Copy out every record precisely.
╭─ Dataset excerpts
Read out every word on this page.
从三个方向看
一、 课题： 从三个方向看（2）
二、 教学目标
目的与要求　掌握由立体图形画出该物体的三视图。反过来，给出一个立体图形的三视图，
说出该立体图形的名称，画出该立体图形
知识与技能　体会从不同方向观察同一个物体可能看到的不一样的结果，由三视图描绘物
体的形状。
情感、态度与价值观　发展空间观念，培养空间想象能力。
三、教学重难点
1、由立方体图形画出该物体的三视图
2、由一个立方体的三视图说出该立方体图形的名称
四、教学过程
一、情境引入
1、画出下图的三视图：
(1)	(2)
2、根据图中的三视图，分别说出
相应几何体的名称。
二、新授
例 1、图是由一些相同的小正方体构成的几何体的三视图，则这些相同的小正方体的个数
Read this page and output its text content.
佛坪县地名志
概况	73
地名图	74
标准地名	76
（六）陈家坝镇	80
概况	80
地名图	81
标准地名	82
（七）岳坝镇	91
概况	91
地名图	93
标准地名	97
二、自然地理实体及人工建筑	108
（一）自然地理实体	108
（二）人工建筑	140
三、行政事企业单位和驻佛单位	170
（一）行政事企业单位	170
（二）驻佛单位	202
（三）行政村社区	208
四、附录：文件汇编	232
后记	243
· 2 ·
╰─
Problem solution »
Read out every word on this page.
从三个方向看
一、 课题： 从三个方向看（2）
二、 教学目标
目的与要求　掌握由立体图形画出该物体的三视图。反过来，给出一个立体图形的三视图，
说出该立体图形的名称，画出该立体图形
知识与技能　体会从不同方向观察同一个物体可能看到的不一样的结果，由三视图描绘物
体的形状。
情感、态度与价值观　发展空间观念，培养空间想象能力。
三、教学重难点
1、由立方体图形画出该物体的三视图
2、由一个立方体的三视图说出该立方体图形的名称
四、教学过程
一、情境引入
1、画出下图的三视图：
(1)	(2)
2、根据图中的三视图，分别说出
相应几何体的名称。
二、新授
例 1、图是由一些相同的小正方体构成的几何体的三视图，则这些相同的小正方体的个数
Read this page and output its text content.
佛坪县地名志
概况	73
地名图	74
标准地名	76
（六）陈家坝镇	80
概况	80
地名图	81
标准地名	82
（七）岳坝镇	91
概况	91
地名图	93
标准地名	97
二、自然地理实体及人工建筑	108
（一）自然地理实体	108
（二）人工建筑	140
三、行政事企业单位和驻佛单位	170
（一）行政事企业单位	170
（二）驻佛单位	202
（三）行政村社区	208
四、附录：文件汇编	232
后记	243
· 2 ·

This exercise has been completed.